• **Action item**: Scan the records for the word "squared". Return each line where it is found.

━━ Information given ━━

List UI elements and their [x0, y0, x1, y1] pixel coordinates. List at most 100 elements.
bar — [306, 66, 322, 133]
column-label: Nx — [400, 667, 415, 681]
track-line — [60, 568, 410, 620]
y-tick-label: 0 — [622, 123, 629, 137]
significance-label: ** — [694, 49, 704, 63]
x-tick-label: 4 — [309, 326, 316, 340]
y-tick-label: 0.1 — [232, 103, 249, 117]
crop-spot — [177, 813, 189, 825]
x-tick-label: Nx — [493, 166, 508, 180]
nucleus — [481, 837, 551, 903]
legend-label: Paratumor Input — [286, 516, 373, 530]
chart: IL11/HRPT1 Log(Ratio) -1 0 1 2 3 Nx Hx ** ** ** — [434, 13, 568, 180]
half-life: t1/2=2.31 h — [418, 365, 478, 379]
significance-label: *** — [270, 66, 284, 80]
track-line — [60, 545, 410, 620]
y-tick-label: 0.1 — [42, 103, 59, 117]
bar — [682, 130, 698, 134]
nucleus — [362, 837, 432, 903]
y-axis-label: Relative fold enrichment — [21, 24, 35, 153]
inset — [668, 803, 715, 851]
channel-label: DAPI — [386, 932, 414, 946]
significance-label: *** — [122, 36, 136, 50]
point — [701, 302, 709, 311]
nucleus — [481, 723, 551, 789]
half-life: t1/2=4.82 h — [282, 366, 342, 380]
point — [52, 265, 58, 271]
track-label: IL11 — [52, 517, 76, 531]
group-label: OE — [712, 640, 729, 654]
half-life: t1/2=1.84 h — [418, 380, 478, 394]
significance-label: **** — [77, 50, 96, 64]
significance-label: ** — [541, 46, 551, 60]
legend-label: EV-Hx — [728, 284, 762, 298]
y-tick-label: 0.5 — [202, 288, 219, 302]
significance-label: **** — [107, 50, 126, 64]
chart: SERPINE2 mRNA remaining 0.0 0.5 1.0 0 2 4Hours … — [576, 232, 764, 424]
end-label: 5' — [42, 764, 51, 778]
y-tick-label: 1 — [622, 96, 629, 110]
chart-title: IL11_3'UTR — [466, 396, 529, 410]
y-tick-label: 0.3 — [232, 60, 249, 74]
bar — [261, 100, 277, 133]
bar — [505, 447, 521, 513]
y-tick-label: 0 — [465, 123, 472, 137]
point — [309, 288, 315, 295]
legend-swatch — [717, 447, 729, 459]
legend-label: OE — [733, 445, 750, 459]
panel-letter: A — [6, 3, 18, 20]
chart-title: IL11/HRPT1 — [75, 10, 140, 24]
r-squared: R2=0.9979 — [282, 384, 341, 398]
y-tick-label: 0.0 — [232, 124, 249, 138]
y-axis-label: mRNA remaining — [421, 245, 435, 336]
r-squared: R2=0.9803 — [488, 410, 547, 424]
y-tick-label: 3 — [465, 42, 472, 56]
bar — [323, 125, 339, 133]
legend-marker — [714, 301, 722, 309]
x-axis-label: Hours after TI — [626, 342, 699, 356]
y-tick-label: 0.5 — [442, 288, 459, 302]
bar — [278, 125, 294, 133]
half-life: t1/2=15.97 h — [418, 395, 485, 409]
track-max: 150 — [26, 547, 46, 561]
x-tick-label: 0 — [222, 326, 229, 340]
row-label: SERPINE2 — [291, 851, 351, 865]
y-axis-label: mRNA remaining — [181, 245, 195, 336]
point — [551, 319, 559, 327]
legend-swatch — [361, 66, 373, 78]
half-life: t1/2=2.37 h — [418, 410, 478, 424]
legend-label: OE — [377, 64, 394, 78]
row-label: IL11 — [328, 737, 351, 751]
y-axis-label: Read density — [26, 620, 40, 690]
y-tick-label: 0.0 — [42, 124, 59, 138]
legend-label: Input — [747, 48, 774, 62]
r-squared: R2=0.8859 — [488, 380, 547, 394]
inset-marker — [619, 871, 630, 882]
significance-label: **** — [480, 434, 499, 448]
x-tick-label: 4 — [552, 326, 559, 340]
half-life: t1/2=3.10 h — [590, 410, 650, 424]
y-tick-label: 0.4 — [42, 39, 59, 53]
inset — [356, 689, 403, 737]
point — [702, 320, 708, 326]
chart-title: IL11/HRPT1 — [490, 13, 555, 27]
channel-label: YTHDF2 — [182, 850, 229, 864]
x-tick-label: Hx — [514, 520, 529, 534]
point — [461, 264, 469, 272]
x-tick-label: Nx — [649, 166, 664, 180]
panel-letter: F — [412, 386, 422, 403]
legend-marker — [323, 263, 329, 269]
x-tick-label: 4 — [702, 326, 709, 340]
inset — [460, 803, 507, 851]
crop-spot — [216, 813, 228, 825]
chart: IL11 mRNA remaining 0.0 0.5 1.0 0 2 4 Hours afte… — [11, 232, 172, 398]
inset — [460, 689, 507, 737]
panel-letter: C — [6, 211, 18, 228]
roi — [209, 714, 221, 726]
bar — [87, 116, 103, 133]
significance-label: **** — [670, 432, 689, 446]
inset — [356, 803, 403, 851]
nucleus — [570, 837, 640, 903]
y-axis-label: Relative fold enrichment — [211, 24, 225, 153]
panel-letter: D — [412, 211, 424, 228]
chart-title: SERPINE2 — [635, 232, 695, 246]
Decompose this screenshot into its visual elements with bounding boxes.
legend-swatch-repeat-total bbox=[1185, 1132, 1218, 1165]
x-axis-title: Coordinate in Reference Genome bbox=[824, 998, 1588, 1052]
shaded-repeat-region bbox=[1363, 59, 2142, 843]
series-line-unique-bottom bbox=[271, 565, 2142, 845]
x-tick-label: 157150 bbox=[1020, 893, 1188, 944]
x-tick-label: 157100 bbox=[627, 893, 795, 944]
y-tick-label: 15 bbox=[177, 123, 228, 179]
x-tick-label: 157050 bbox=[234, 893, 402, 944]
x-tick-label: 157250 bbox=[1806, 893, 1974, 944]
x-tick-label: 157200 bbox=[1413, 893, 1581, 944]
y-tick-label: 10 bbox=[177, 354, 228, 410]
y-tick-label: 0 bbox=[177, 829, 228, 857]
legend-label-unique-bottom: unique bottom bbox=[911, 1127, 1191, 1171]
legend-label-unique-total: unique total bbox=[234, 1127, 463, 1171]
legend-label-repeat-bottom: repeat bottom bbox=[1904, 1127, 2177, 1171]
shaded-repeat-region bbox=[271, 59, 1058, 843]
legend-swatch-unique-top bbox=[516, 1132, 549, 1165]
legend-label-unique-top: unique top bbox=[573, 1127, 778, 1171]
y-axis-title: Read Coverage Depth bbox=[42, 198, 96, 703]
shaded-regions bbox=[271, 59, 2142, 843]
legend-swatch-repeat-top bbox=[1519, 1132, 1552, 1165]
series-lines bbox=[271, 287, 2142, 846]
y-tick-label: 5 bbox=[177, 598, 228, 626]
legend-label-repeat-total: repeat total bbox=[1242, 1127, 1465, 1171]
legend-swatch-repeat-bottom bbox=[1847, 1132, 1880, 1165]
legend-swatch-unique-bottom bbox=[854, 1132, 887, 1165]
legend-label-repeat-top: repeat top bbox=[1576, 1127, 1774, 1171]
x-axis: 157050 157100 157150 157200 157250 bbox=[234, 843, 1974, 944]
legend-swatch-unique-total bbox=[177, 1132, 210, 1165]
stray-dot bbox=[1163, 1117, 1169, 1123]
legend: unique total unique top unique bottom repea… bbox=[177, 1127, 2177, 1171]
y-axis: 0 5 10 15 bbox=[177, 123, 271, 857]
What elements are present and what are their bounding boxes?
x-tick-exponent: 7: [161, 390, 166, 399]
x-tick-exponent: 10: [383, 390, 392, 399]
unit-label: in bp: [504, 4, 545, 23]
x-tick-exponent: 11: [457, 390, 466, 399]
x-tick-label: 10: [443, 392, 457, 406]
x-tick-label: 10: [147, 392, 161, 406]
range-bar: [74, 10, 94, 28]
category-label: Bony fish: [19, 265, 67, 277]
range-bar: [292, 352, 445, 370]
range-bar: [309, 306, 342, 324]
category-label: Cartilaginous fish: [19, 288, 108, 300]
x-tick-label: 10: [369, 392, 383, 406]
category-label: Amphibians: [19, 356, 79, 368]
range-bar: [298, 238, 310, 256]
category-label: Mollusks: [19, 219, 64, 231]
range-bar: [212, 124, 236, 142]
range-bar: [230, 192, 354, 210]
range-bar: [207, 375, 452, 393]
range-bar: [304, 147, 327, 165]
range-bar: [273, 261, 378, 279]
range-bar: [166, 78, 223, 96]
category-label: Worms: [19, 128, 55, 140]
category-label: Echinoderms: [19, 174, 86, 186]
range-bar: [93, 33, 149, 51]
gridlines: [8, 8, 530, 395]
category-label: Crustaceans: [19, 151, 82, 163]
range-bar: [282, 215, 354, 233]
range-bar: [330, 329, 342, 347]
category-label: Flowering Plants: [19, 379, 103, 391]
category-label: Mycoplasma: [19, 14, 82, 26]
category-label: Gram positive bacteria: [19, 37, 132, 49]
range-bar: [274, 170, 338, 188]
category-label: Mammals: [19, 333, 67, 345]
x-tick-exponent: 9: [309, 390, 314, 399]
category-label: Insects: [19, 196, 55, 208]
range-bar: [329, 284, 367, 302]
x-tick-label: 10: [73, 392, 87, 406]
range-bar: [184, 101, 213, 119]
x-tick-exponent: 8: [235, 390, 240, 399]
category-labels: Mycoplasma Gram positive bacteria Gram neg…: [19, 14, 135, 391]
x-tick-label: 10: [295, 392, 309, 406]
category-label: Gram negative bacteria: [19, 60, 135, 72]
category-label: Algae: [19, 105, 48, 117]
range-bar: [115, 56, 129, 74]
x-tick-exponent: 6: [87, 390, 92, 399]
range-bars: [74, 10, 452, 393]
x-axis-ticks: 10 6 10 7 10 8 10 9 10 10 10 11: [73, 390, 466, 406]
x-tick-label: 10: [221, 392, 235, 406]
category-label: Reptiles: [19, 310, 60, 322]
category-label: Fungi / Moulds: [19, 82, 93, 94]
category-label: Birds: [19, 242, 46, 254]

━━━

• **Expected output**:
r-squared: R2=0.9979 — [282, 384, 341, 398]
r-squared: R2=0.9803 — [488, 410, 547, 424]
r-squared: R2=0.8859 — [488, 380, 547, 394]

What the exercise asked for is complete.